▸ What this task involves
Will you write out all the entries below exactly?

Items from a figure collection:
:::::
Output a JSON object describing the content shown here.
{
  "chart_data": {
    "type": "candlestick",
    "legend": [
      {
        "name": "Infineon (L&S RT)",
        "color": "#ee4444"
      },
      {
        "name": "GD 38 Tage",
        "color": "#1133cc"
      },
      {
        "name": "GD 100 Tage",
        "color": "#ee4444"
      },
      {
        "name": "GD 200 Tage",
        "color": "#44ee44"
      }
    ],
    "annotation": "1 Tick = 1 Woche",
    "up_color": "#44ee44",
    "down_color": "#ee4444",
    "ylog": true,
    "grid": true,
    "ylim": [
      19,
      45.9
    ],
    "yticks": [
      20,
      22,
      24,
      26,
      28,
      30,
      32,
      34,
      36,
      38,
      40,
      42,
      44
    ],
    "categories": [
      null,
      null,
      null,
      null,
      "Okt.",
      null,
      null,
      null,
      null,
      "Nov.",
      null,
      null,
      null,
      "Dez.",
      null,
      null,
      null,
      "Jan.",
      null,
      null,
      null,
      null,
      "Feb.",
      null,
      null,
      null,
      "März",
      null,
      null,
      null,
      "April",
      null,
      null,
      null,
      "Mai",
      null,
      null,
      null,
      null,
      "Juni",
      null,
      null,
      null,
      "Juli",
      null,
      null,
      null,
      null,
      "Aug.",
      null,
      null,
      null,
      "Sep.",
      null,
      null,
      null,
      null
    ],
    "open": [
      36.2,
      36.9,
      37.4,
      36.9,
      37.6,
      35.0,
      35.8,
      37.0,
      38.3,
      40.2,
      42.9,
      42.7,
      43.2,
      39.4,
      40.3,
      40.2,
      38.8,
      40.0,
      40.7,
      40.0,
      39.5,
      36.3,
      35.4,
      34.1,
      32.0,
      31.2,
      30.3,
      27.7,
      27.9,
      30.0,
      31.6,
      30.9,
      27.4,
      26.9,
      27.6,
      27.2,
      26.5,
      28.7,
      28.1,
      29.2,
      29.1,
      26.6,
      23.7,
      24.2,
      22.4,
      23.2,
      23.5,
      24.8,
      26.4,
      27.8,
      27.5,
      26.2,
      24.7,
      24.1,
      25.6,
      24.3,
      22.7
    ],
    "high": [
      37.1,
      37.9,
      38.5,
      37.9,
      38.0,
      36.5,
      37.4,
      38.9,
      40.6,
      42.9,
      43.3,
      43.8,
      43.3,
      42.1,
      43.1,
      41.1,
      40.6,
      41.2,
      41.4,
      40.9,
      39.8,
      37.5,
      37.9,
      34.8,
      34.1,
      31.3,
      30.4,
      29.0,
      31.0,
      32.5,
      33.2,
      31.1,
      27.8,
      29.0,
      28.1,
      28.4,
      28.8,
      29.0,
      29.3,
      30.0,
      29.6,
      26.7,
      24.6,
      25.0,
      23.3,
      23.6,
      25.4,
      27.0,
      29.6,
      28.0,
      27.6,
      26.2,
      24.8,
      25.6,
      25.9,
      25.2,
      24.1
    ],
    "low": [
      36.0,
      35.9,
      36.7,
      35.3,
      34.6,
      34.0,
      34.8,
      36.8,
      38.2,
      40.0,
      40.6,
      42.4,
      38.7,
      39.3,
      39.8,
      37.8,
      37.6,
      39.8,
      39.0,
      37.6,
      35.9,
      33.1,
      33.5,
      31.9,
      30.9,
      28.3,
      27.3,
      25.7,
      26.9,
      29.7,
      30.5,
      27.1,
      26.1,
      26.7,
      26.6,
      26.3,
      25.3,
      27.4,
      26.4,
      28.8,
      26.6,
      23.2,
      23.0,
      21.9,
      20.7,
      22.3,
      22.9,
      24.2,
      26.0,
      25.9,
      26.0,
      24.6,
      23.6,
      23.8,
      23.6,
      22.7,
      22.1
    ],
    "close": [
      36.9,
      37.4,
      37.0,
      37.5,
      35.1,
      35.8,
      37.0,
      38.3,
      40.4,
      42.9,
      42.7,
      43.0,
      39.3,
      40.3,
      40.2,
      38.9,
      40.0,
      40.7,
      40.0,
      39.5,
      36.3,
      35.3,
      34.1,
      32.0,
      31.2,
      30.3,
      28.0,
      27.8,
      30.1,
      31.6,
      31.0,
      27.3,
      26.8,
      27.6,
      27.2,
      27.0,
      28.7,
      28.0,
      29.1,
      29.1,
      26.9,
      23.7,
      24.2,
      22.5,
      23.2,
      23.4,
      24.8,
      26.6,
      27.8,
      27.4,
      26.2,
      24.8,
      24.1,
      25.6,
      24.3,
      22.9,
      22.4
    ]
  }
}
:::::
▸ Result for this task
Output a JSON object describing the content shown here.
{
  "chart_data": {
    "type": "candlestick",
    "legend": [
      {
        "name": "Infineon (L&S RT)",
        "color": "#ee4444"
      },
      {
        "name": "GD 38 Tage",
        "color": "#1133cc"
      },
      {
        "name": "GD 100 Tage",
        "color": "#ee4444"
      },
      {
        "name": "GD 200 Tage",
        "color": "#44ee44"
      }
    ],
    "annotation": "1 Tick = 1 Woche",
    "up_color": "#44ee44",
    "down_color": "#ee4444",
    "ylog": true,
    "grid": true,
    "ylim": [
      19,
      45.9
    ],
    "yticks": [
      20,
      22,
      24,
      26,
      28,
      30,
      32,
      34,
      36,
      38,
      40,
      42,
      44
    ],
    "categories": [
      null,
      null,
      null,
      null,
      "Okt.",
      null,
      null,
      null,
      null,
      "Nov.",
      null,
      null,
      null,
      "Dez.",
      null,
      null,
      null,
      "Jan.",
      null,
      null,
      null,
      null,
      "Feb.",
      null,
      null,
      null,
      "März",
      null,
      null,
      null,
      "April",
      null,
      null,
      null,
      "Mai",
      null,
      null,
      null,
      null,
      "Juni",
      null,
      null,
      null,
      "Juli",
      null,
      null,
      null,
      null,
      "Aug.",
      null,
      null,
      null,
      "Sep.",
      null,
      null,
      null,
      null
    ],
    "open": [
      36.2,
      36.9,
      37.4,
      36.9,
      37.6,
      35.0,
      35.8,
      37.0,
      38.3,
      40.2,
      42.9,
      42.7,
      43.2,
      39.4,
      40.3,
      40.2,
      38.8,
      40.0,
      40.7,
      40.0,
      39.5,
      36.3,
      35.4,
      34.1,
      32.0,
      31.2,
      30.3,
      27.7,
      27.9,
      30.0,
      31.6,
      30.9,
      27.4,
      26.9,
      27.6,
      27.2,
      26.5,
      28.7,
      28.1,
      29.2,
      29.1,
      26.6,
      23.7,
      24.2,
      22.4,
      23.2,
      23.5,
      24.8,
      26.4,
      27.8,
      27.5,
      26.2,
      24.7,
      24.1,
      25.6,
      24.3,
      22.7
    ],
    "high": [
      37.1,
      37.9,
      38.5,
      37.9,
      38.0,
      36.5,
      37.4,
      38.9,
      40.6,
      42.9,
      43.3,
      43.8,
      43.3,
      42.1,
      43.1,
      41.1,
      40.6,
      41.2,
      41.4,
      40.9,
      39.8,
      37.5,
      37.9,
      34.8,
      34.1,
      31.3,
      30.4,
      29.0,
      31.0,
      32.5,
      33.2,
      31.1,
      27.8,
      29.0,
      28.1,
      28.4,
      28.8,
      29.0,
      29.3,
      30.0,
      29.6,
      26.7,
      24.6,
      25.0,
      23.3,
      23.6,
      25.4,
      27.0,
      29.6,
      28.0,
      27.6,
      26.2,
      24.8,
      25.6,
      25.9,
      25.2,
      24.1
    ],
    "low": [
      36.0,
      35.9,
      36.7,
      35.3,
      34.6,
      34.0,
      34.8,
      36.8,
      38.2,
      40.0,
      40.6,
      42.4,
      38.7,
      39.3,
      39.8,
      37.8,
      37.6,
      39.8,
      39.0,
      37.6,
      35.9,
      33.1,
      33.5,
      31.9,
      30.9,
      28.3,
      27.3,
      25.7,
      26.9,
      29.7,
      30.5,
      27.1,
      26.1,
      26.7,
      26.6,
      26.3,
      25.3,
      27.4,
      26.4,
      28.8,
      26.6,
      23.2,
      23.0,
      21.9,
      20.7,
      22.3,
      22.9,
      24.2,
      26.0,
      25.9,
      26.0,
      24.6,
      23.6,
      23.8,
      23.6,
      22.7,
      22.1
    ],
    "close": [
      36.9,
      37.4,
      37.0,
      37.5,
      35.1,
      35.8,
      37.0,
      38.3,
      40.4,
      42.9,
      42.7,
      43.0,
      39.3,
      40.3,
      40.2,
      38.9,
      40.0,
      40.7,
      40.0,
      39.5,
      36.3,
      35.3,
      34.1,
      32.0,
      31.2,
      30.3,
      28.0,
      27.8,
      30.1,
      31.6,
      31.0,
      27.3,
      26.8,
      27.6,
      27.2,
      27.0,
      28.7,
      28.0,
      29.1,
      29.1,
      26.9,
      23.7,
      24.2,
      22.5,
      23.2,
      23.4,
      24.8,
      26.6,
      27.8,
      27.4,
      26.2,
      24.8,
      24.1,
      25.6,
      24.3,
      22.9,
      22.4
    ]
  }
}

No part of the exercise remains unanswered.